PROBLEM STATEMENT: Find how many lines hold the word "report" and give that number only.

DATA EXTRACT:

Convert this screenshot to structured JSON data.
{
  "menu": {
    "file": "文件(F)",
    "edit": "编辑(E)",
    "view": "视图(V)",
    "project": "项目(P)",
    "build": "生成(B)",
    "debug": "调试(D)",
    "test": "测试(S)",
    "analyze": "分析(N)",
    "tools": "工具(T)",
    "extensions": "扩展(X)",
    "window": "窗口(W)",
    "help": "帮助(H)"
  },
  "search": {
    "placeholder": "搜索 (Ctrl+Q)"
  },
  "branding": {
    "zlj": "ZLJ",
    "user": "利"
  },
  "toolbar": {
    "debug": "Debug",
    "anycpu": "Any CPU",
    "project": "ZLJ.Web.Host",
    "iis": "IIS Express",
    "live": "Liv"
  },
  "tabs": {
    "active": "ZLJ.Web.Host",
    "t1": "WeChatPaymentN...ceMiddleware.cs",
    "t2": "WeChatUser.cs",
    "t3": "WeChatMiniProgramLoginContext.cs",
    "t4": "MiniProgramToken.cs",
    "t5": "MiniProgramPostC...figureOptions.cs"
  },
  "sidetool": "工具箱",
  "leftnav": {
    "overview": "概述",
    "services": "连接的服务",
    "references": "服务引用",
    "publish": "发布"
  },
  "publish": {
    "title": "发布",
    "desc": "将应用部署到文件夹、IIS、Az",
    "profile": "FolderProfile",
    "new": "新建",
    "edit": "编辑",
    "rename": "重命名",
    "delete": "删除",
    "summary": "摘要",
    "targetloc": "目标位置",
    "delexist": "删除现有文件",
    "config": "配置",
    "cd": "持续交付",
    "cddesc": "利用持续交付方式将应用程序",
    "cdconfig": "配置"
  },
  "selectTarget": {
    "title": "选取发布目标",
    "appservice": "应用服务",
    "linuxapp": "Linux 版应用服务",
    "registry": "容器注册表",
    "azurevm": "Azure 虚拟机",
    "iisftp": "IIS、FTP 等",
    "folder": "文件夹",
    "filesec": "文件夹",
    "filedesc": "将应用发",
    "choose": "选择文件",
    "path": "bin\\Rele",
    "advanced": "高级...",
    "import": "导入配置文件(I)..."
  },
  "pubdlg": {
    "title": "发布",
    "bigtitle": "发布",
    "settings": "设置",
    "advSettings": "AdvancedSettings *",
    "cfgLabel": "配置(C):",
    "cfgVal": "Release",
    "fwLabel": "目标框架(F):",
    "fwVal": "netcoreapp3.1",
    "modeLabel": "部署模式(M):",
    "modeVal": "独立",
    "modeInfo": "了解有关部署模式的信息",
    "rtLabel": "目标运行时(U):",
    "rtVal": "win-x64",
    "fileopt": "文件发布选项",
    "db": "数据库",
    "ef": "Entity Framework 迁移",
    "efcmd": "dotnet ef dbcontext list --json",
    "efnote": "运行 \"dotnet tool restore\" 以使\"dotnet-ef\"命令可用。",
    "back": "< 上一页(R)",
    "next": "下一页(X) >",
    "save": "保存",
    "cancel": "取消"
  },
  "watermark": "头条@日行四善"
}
* * *
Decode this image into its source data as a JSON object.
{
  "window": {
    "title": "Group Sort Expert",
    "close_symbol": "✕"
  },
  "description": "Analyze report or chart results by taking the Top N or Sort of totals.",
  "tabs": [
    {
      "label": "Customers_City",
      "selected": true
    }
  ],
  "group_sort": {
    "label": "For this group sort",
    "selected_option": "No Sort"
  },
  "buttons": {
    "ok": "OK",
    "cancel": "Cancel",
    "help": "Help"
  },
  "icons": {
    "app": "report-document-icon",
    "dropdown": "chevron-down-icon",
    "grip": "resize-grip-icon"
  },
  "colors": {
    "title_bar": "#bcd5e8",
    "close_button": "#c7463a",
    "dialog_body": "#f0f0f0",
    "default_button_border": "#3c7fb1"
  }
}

REPLY: 2